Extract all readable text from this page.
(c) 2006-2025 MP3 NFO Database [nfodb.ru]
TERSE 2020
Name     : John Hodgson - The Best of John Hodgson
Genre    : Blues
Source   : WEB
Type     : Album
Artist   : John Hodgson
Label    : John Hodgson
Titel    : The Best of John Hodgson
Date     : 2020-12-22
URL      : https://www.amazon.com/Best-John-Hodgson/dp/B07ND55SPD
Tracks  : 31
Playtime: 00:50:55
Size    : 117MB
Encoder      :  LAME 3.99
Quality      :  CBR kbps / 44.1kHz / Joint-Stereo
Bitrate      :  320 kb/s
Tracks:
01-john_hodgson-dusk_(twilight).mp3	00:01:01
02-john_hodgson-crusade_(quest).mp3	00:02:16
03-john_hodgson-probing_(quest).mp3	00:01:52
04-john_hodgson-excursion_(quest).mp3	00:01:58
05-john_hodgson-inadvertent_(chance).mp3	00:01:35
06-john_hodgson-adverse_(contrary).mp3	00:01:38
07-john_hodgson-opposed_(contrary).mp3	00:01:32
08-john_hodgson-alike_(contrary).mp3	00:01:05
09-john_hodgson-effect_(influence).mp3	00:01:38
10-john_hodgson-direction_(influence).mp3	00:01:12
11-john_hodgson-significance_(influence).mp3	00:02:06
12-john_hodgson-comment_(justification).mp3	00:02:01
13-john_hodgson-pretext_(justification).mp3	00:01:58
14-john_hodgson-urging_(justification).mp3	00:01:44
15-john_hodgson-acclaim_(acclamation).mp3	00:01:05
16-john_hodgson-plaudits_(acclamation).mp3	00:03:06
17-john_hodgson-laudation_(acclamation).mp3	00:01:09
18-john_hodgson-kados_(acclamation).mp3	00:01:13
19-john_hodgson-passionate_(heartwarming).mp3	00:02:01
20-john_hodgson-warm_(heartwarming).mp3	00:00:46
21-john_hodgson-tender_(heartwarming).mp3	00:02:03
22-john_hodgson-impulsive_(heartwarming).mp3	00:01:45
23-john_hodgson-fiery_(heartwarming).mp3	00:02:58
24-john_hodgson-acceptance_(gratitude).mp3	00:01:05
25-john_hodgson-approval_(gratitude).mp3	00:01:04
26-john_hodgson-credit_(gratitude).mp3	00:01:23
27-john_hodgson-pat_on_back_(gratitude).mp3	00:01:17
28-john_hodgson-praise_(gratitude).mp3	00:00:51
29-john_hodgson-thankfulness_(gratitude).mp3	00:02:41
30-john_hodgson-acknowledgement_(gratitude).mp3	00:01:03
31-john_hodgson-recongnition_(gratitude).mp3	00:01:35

◆ REQUEST ◆
Review the material and copy each line in which the word "contrary" appears.

◆ THE ANSWER ◆
06-john_hodgson-adverse_(contrary).mp3	00:01:38
07-john_hodgson-opposed_(contrary).mp3	00:01:32
08-john_hodgson-alike_(contrary).mp3	00:01:05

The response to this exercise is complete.